▶ [Given task]: Extract the full listing below without altering a single character.

▶ [Records for this exercise]:
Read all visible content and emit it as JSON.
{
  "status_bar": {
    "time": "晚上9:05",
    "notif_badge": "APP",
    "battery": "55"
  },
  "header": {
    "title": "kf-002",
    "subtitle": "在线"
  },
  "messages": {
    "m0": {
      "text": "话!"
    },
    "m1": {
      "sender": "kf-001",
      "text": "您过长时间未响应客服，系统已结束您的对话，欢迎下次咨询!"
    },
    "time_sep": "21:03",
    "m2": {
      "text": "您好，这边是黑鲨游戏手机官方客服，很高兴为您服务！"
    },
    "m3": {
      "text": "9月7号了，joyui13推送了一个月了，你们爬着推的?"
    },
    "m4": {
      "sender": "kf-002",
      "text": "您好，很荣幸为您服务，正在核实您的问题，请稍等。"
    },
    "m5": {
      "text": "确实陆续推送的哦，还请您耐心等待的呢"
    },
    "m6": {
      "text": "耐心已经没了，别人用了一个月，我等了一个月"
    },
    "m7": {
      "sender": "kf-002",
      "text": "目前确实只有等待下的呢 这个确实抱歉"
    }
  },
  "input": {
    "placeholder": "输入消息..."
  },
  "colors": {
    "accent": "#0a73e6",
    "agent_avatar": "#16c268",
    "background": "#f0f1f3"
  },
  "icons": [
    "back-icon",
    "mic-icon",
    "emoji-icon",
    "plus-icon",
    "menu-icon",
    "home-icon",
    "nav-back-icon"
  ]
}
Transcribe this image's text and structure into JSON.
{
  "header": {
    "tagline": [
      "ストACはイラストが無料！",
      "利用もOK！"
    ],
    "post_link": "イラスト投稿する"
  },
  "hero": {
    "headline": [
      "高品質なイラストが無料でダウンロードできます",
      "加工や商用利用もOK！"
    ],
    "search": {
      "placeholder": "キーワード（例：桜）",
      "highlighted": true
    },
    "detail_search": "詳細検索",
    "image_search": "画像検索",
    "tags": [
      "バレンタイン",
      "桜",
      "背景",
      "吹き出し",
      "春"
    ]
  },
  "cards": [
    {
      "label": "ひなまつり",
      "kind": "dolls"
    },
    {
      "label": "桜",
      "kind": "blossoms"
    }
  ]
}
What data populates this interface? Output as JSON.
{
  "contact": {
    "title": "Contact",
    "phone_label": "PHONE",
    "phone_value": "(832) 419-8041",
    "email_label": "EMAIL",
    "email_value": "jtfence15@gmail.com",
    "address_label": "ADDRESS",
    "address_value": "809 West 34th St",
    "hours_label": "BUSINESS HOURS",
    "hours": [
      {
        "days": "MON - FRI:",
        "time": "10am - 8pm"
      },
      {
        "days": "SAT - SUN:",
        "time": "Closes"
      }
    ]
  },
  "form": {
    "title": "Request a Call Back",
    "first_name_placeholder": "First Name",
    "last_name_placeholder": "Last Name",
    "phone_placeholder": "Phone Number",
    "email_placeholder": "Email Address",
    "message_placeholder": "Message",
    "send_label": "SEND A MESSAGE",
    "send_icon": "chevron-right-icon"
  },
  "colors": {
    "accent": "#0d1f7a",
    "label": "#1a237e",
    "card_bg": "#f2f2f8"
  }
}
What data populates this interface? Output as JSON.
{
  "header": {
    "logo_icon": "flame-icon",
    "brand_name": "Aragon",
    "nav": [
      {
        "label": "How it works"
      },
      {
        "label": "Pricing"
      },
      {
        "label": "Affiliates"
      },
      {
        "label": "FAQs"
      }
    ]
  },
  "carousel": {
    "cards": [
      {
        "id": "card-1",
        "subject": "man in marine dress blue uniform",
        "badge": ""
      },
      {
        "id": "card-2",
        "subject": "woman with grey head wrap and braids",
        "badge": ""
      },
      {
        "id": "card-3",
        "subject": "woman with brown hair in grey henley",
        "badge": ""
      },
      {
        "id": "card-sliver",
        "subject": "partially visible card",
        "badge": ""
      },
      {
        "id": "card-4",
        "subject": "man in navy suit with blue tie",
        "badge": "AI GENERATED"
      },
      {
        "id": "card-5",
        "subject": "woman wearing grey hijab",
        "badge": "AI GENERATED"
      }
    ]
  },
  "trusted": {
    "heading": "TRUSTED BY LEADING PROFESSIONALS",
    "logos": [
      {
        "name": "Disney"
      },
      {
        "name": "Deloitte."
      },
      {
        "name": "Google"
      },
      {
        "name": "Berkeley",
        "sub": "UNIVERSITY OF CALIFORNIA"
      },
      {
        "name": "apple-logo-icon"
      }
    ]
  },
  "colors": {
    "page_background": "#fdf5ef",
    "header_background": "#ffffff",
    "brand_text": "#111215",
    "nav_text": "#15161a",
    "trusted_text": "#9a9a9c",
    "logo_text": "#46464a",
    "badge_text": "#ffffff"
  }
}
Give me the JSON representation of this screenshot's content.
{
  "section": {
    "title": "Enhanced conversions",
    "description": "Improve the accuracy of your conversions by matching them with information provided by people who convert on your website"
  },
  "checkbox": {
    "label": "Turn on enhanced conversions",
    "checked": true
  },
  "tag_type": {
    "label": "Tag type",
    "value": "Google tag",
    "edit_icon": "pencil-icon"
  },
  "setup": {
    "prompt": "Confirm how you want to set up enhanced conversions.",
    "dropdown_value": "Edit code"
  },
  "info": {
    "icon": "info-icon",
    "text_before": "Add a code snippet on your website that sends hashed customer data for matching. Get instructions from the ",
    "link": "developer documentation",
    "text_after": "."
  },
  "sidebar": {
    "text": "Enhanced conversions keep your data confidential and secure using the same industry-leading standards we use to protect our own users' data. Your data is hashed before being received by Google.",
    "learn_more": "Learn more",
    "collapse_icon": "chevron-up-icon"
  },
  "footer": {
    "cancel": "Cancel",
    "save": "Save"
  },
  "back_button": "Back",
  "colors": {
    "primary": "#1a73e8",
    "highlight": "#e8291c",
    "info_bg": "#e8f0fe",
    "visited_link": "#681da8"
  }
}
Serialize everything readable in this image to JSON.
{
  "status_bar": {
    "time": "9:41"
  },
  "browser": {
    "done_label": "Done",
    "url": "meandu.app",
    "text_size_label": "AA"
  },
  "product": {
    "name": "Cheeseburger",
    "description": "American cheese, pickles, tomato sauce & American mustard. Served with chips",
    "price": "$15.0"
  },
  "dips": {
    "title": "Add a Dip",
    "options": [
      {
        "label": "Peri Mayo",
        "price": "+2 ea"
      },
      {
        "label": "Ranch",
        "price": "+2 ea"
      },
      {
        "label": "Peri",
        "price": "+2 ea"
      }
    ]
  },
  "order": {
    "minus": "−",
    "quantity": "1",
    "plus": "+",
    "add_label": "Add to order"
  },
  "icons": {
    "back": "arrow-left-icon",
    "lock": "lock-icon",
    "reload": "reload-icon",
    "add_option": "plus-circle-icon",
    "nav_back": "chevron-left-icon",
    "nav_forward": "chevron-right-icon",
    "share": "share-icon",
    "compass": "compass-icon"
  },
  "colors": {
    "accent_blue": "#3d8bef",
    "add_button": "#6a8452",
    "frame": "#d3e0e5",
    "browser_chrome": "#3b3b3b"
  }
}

▶ [Solution to the problem]:
Read all visible content and emit it as JSON.
{
  "status_bar": {
    "time": "晚上9:05",
    "notif_badge": "APP",
    "battery": "55"
  },
  "header": {
    "title": "kf-002",
    "subtitle": "在线"
  },
  "messages": {
    "m0": {
      "text": "话!"
    },
    "m1": {
      "sender": "kf-001",
      "text": "您过长时间未响应客服，系统已结束您的对话，欢迎下次咨询!"
    },
    "time_sep": "21:03",
    "m2": {
      "text": "您好，这边是黑鲨游戏手机官方客服，很高兴为您服务！"
    },
    "m3": {
      "text": "9月7号了，joyui13推送了一个月了，你们爬着推的?"
    },
    "m4": {
      "sender": "kf-002",
      "text": "您好，很荣幸为您服务，正在核实您的问题，请稍等。"
    },
    "m5": {
      "text": "确实陆续推送的哦，还请您耐心等待的呢"
    },
    "m6": {
      "text": "耐心已经没了，别人用了一个月，我等了一个月"
    },
    "m7": {
      "sender": "kf-002",
      "text": "目前确实只有等待下的呢 这个确实抱歉"
    }
  },
  "input": {
    "placeholder": "输入消息..."
  },
  "colors": {
    "accent": "#0a73e6",
    "agent_avatar": "#16c268",
    "background": "#f0f1f3"
  },
  "icons": [
    "back-icon",
    "mic-icon",
    "emoji-icon",
    "plus-icon",
    "menu-icon",
    "home-icon",
    "nav-back-icon"
  ]
}
Transcribe this image's text and structure into JSON.
{
  "header": {
    "tagline": [
      "ストACはイラストが無料！",
      "利用もOK！"
    ],
    "post_link": "イラスト投稿する"
  },
  "hero": {
    "headline": [
      "高品質なイラストが無料でダウンロードできます",
      "加工や商用利用もOK！"
    ],
    "search": {
      "placeholder": "キーワード（例：桜）",
      "highlighted": true
    },
    "detail_search": "詳細検索",
    "image_search": "画像検索",
    "tags": [
      "バレンタイン",
      "桜",
      "背景",
      "吹き出し",
      "春"
    ]
  },
  "cards": [
    {
      "label": "ひなまつり",
      "kind": "dolls"
    },
    {
      "label": "桜",
      "kind": "blossoms"
    }
  ]
}
What data populates this interface? Output as JSON.
{
  "contact": {
    "title": "Contact",
    "phone_label": "PHONE",
    "phone_value": "(832) 419-8041",
    "email_label": "EMAIL",
    "email_value": "jtfence15@gmail.com",
    "address_label": "ADDRESS",
    "address_value": "809 West 34th St",
    "hours_label": "BUSINESS HOURS",
    "hours": [
      {
        "days": "MON - FRI:",
        "time": "10am - 8pm"
      },
      {
        "days": "SAT - SUN:",
        "time": "Closes"
      }
    ]
  },
  "form": {
    "title": "Request a Call Back",
    "first_name_placeholder": "First Name",
    "last_name_placeholder": "Last Name",
    "phone_placeholder": "Phone Number",
    "email_placeholder": "Email Address",
    "message_placeholder": "Message",
    "send_label": "SEND A MESSAGE",
    "send_icon": "chevron-right-icon"
  },
  "colors": {
    "accent": "#0d1f7a",
    "label": "#1a237e",
    "card_bg": "#f2f2f8"
  }
}
What data populates this interface? Output as JSON.
{
  "header": {
    "logo_icon": "flame-icon",
    "brand_name": "Aragon",
    "nav": [
      {
        "label": "How it works"
      },
      {
        "label": "Pricing"
      },
      {
        "label": "Affiliates"
      },
      {
        "label": "FAQs"
      }
    ]
  },
  "carousel": {
    "cards": [
      {
        "id": "card-1",
        "subject": "man in marine dress blue uniform",
        "badge": ""
      },
      {
        "id": "card-2",
        "subject": "woman with grey head wrap and braids",
        "badge": ""
      },
      {
        "id": "card-3",
        "subject": "woman with brown hair in grey henley",
        "badge": ""
      },
      {
        "id": "card-sliver",
        "subject": "partially visible card",
        "badge": ""
      },
      {
        "id": "card-4",
        "subject": "man in navy suit with blue tie",
        "badge": "AI GENERATED"
      },
      {
        "id": "card-5",
        "subject": "woman wearing grey hijab",
        "badge": "AI GENERATED"
      }
    ]
  },
  "trusted": {
    "heading": "TRUSTED BY LEADING PROFESSIONALS",
    "logos": [
      {
        "name": "Disney"
      },
      {
        "name": "Deloitte."
      },
      {
        "name": "Google"
      },
      {
        "name": "Berkeley",
        "sub": "UNIVERSITY OF CALIFORNIA"
      },
      {
        "name": "apple-logo-icon"
      }
    ]
  },
  "colors": {
    "page_background": "#fdf5ef",
    "header_background": "#ffffff",
    "brand_text": "#111215",
    "nav_text": "#15161a",
    "trusted_text": "#9a9a9c",
    "logo_text": "#46464a",
    "badge_text": "#ffffff"
  }
}
Give me the JSON representation of this screenshot's content.
{
  "section": {
    "title": "Enhanced conversions",
    "description": "Improve the accuracy of your conversions by matching them with information provided by people who convert on your website"
  },
  "checkbox": {
    "label": "Turn on enhanced conversions",
    "checked": true
  },
  "tag_type": {
    "label": "Tag type",
    "value": "Google tag",
    "edit_icon": "pencil-icon"
  },
  "setup": {
    "prompt": "Confirm how you want to set up enhanced conversions.",
    "dropdown_value": "Edit code"
  },
  "info": {
    "icon": "info-icon",
    "text_before": "Add a code snippet on your website that sends hashed customer data for matching. Get instructions from the ",
    "link": "developer documentation",
    "text_after": "."
  },
  "sidebar": {
    "text": "Enhanced conversions keep your data confidential and secure using the same industry-leading standards we use to protect our own users' data. Your data is hashed before being received by Google.",
    "learn_more": "Learn more",
    "collapse_icon": "chevron-up-icon"
  },
  "footer": {
    "cancel": "Cancel",
    "save": "Save"
  },
  "back_button": "Back",
  "colors": {
    "primary": "#1a73e8",
    "highlight": "#e8291c",
    "info_bg": "#e8f0fe",
    "visited_link": "#681da8"
  }
}
Serialize everything readable in this image to JSON.
{
  "status_bar": {
    "time": "9:41"
  },
  "browser": {
    "done_label": "Done",
    "url": "meandu.app",
    "text_size_label": "AA"
  },
  "product": {
    "name": "Cheeseburger",
    "description": "American cheese, pickles, tomato sauce & American mustard. Served with chips",
    "price": "$15.0"
  },
  "dips": {
    "title": "Add a Dip",
    "options": [
      {
        "label": "Peri Mayo",
        "price": "+2 ea"
      },
      {
        "label": "Ranch",
        "price": "+2 ea"
      },
      {
        "label": "Peri",
        "price": "+2 ea"
      }
    ]
  },
  "order": {
    "minus": "−",
    "quantity": "1",
    "plus": "+",
    "add_label": "Add to order"
  },
  "icons": {
    "back": "arrow-left-icon",
    "lock": "lock-icon",
    "reload": "reload-icon",
    "add_option": "plus-circle-icon",
    "nav_back": "chevron-left-icon",
    "nav_forward": "chevron-right-icon",
    "share": "share-icon",
    "compass": "compass-icon"
  },
  "colors": {
    "accent_blue": "#3d8bef",
    "add_button": "#6a8452",
    "frame": "#d3e0e5",
    "browser_chrome": "#3b3b3b"
  }
}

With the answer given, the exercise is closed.